EXERCISE OBJECTIVE → Please write out the complete listing that follows, exactly as it reads.

(Dataset rows about figures)
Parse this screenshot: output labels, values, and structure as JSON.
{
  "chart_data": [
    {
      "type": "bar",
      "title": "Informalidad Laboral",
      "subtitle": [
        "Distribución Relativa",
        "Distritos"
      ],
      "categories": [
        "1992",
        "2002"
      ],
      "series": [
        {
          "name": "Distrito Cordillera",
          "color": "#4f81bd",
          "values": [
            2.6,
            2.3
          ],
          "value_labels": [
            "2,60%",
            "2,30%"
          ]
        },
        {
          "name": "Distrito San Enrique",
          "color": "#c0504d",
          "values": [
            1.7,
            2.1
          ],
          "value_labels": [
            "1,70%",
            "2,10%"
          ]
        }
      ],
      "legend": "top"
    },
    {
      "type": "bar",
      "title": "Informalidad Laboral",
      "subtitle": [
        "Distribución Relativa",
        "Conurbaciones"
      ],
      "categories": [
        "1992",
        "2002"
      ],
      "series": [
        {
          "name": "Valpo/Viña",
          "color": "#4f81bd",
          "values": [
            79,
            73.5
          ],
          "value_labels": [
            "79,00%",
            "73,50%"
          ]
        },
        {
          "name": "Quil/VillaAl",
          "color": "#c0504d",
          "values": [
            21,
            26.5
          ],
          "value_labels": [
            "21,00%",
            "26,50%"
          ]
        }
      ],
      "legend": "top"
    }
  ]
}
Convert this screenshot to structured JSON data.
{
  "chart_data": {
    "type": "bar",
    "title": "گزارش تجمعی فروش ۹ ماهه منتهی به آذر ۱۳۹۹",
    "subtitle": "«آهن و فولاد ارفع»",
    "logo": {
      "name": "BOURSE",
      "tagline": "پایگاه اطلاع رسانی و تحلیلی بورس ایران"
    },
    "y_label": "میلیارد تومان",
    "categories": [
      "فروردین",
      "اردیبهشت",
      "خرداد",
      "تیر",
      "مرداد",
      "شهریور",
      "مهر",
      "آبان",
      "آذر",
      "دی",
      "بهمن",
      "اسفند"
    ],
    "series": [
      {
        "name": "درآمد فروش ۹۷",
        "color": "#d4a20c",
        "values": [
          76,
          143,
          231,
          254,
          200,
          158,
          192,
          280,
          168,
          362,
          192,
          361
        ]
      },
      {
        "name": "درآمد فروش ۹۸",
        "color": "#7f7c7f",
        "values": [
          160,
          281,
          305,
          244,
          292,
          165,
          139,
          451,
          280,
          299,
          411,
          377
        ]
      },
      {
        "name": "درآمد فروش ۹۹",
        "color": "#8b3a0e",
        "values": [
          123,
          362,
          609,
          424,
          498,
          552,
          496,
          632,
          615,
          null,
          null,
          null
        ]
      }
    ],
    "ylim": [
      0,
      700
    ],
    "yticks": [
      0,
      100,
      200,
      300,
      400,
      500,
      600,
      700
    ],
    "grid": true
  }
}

EXERCISE SOLUTION →
Parse this screenshot: output labels, values, and structure as JSON.
{
  "chart_data": [
    {
      "type": "bar",
      "title": "Informalidad Laboral",
      "subtitle": [
        "Distribución Relativa",
        "Distritos"
      ],
      "categories": [
        "1992",
        "2002"
      ],
      "series": [
        {
          "name": "Distrito Cordillera",
          "color": "#4f81bd",
          "values": [
            2.6,
            2.3
          ],
          "value_labels": [
            "2,60%",
            "2,30%"
          ]
        },
        {
          "name": "Distrito San Enrique",
          "color": "#c0504d",
          "values": [
            1.7,
            2.1
          ],
          "value_labels": [
            "1,70%",
            "2,10%"
          ]
        }
      ],
      "legend": "top"
    },
    {
      "type": "bar",
      "title": "Informalidad Laboral",
      "subtitle": [
        "Distribución Relativa",
        "Conurbaciones"
      ],
      "categories": [
        "1992",
        "2002"
      ],
      "series": [
        {
          "name": "Valpo/Viña",
          "color": "#4f81bd",
          "values": [
            79,
            73.5
          ],
          "value_labels": [
            "79,00%",
            "73,50%"
          ]
        },
        {
          "name": "Quil/VillaAl",
          "color": "#c0504d",
          "values": [
            21,
            26.5
          ],
          "value_labels": [
            "21,00%",
            "26,50%"
          ]
        }
      ],
      "legend": "top"
    }
  ]
}
Convert this screenshot to structured JSON data.
{
  "chart_data": {
    "type": "bar",
    "title": "گزارش تجمعی فروش ۹ ماهه منتهی به آذر ۱۳۹۹",
    "subtitle": "«آهن و فولاد ارفع»",
    "logo": {
      "name": "BOURSE",
      "tagline": "پایگاه اطلاع رسانی و تحلیلی بورس ایران"
    },
    "y_label": "میلیارد تومان",
    "categories": [
      "فروردین",
      "اردیبهشت",
      "خرداد",
      "تیر",
      "مرداد",
      "شهریور",
      "مهر",
      "آبان",
      "آذر",
      "دی",
      "بهمن",
      "اسفند"
    ],
    "series": [
      {
        "name": "درآمد فروش ۹۷",
        "color": "#d4a20c",
        "values": [
          76,
          143,
          231,
          254,
          200,
          158,
          192,
          280,
          168,
          362,
          192,
          361
        ]
      },
      {
        "name": "درآمد فروش ۹۸",
        "color": "#7f7c7f",
        "values": [
          160,
          281,
          305,
          244,
          292,
          165,
          139,
          451,
          280,
          299,
          411,
          377
        ]
      },
      {
        "name": "درآمد فروش ۹۹",
        "color": "#8b3a0e",
        "values": [
          123,
          362,
          609,
          424,
          498,
          552,
          496,
          632,
          615,
          null,
          null,
          null
        ]
      }
    ],
    "ylim": [
      0,
      700
    ],
    "yticks": [
      0,
      100,
      200,
      300,
      400,
      500,
      600,
      700
    ],
    "grid": true
  }
}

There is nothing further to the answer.